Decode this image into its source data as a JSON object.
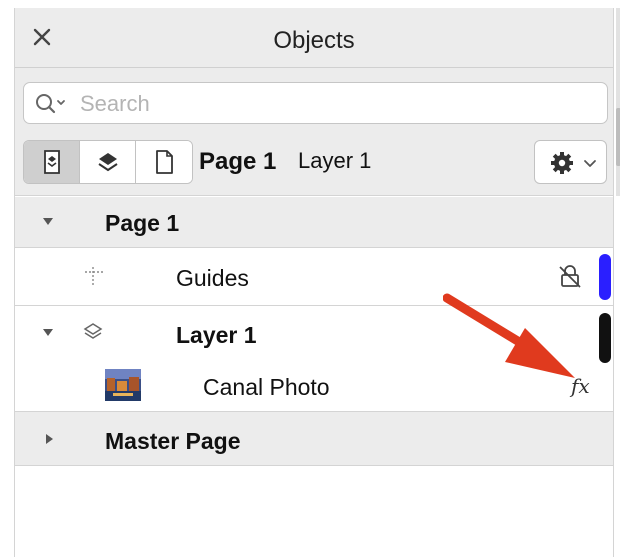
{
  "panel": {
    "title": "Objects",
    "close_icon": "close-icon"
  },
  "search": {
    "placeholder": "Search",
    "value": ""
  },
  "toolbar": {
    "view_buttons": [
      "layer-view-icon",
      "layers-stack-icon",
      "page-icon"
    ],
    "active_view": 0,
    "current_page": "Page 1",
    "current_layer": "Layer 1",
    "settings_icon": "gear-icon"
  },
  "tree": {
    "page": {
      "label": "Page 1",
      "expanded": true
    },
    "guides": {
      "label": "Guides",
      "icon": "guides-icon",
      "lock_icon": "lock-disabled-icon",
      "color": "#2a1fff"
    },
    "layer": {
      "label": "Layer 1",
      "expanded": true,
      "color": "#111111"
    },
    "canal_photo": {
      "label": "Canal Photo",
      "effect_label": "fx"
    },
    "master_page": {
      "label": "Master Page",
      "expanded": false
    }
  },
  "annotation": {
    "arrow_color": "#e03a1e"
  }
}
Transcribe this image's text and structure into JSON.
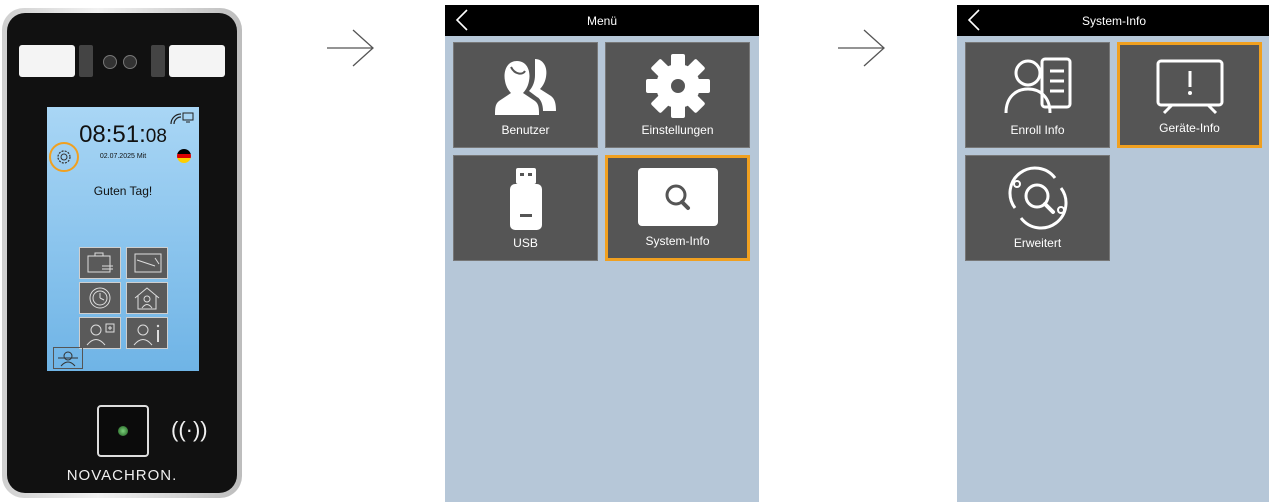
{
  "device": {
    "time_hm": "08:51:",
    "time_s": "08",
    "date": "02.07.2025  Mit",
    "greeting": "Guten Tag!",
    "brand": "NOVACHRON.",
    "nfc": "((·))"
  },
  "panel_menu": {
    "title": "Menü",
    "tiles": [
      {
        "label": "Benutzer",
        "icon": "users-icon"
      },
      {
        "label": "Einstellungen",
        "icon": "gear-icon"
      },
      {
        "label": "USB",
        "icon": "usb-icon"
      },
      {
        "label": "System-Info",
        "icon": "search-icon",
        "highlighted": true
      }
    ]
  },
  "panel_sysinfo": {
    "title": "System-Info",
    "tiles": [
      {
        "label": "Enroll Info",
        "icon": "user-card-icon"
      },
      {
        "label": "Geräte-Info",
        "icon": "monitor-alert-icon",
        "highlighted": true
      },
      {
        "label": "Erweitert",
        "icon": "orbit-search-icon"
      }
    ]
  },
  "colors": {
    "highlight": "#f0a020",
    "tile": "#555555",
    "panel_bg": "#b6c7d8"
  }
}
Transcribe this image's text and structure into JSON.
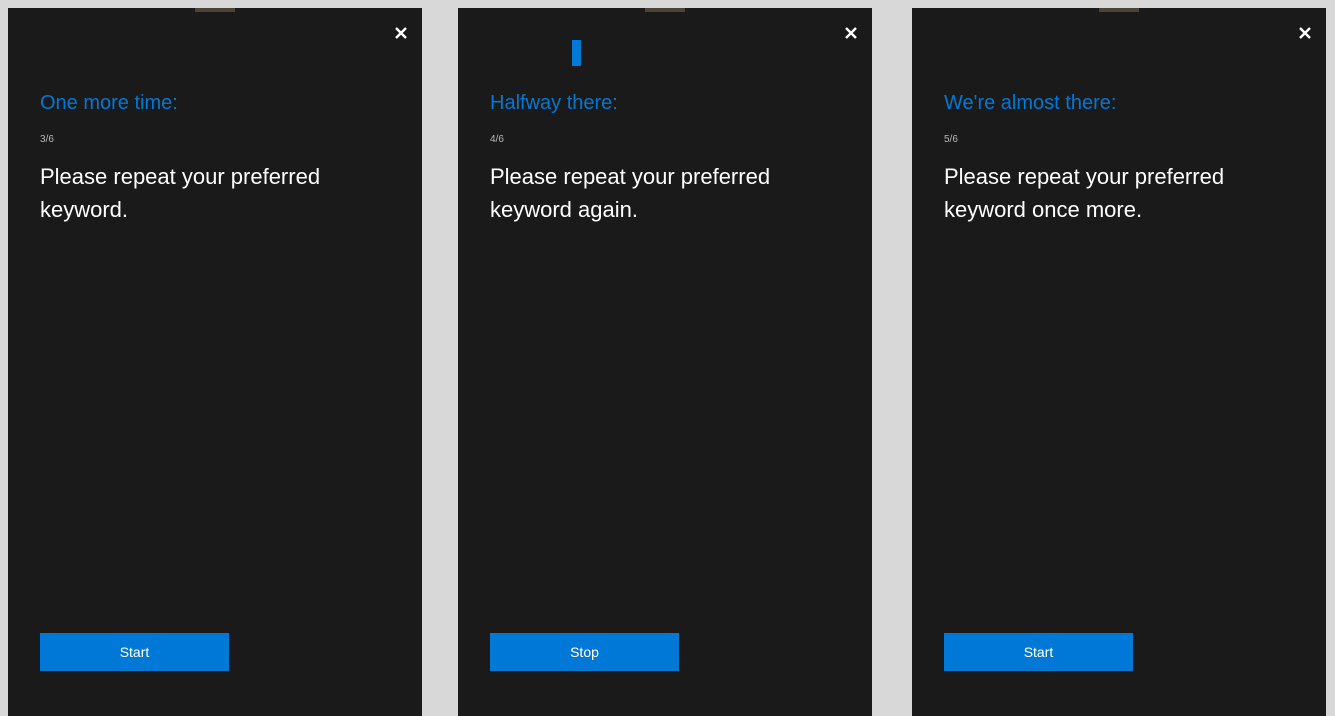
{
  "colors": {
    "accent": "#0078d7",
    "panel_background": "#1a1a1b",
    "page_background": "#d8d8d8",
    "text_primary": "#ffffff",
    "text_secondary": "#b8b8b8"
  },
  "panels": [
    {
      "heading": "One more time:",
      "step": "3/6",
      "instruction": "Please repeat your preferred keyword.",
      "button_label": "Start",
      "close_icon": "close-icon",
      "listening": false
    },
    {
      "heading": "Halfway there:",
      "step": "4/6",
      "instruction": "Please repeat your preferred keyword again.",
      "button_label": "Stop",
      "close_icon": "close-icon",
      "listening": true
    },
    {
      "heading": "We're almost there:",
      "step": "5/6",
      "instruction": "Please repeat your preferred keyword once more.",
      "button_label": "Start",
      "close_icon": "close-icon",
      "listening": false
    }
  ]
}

------------------------

Problem to work on =
Can you retype every record above exactly, leaving out the pictures?

Result of this task =
Decode this image into its source data as a JSON object.
{
  "panel": {
    "title": "Objects",
    "close_icon": "close-icon"
  },
  "search": {
    "placeholder": "Search",
    "value": ""
  },
  "toolbar": {
    "view_buttons": [
      "layer-view-icon",
      "layers-stack-icon",
      "page-icon"
    ],
    "active_view": 0,
    "current_page": "Page 1",
    "current_layer": "Layer 1",
    "settings_icon": "gear-icon"
  },
  "tree": {
    "page": {
      "label": "Page 1",
      "expanded": true
    },
    "guides": {
      "label": "Guides",
      "icon": "guides-icon",
      "lock_icon": "lock-disabled-icon",
      "color": "#2a1fff"
    },
    "layer": {
      "label": "Layer 1",
      "expanded": true,
      "color": "#111111"
    },
    "canal_photo": {
      "label": "Canal Photo",
      "effect_label": "fx"
    },
    "master_page": {
      "label": "Master Page",
      "expanded": false
    }
  },
  "annotation": {
    "arrow_color": "#e03a1e"
  }
}
Transcribe this image's text and structure into JSON.
{
  "device": {
    "time_hm": "08:51:",
    "time_s": "08",
    "date": "02.07.2025  Mit",
    "greeting": "Guten Tag!",
    "brand": "NOVACHRON.",
    "nfc": "((·))"
  },
  "panel_menu": {
    "title": "Menü",
    "tiles": [
      {
        "label": "Benutzer",
        "icon": "users-icon"
      },
      {
        "label": "Einstellungen",
        "icon": "gear-icon"
      },
      {
        "label": "USB",
        "icon": "usb-icon"
      },
      {
        "label": "System-Info",
        "icon": "search-icon",
        "highlighted": true
      }
    ]
  },
  "panel_sysinfo": {
    "title": "System-Info",
    "tiles": [
      {
        "label": "Enroll Info",
        "icon": "user-card-icon"
      },
      {
        "label": "Geräte-Info",
        "icon": "monitor-alert-icon",
        "highlighted": true
      },
      {
        "label": "Erweitert",
        "icon": "orbit-search-icon"
      }
    ]
  },
  "colors": {
    "highlight": "#f0a020",
    "tile": "#555555",
    "panel_bg": "#b6c7d8"
  }
}
Transcribe this image's text and structure into JSON.
{
  "colors": {
    "accent": "#0078d7",
    "panel_background": "#1a1a1b",
    "page_background": "#d8d8d8",
    "text_primary": "#ffffff",
    "text_secondary": "#b8b8b8"
  },
  "panels": [
    {
      "heading": "One more time:",
      "step": "3/6",
      "instruction": "Please repeat your preferred keyword.",
      "button_label": "Start",
      "close_icon": "close-icon",
      "listening": false
    },
    {
      "heading": "Halfway there:",
      "step": "4/6",
      "instruction": "Please repeat your preferred keyword again.",
      "button_label": "Stop",
      "close_icon": "close-icon",
      "listening": true
    },
    {
      "heading": "We're almost there:",
      "step": "5/6",
      "instruction": "Please repeat your preferred keyword once more.",
      "button_label": "Start",
      "close_icon": "close-icon",
      "listening": false
    }
  ]
}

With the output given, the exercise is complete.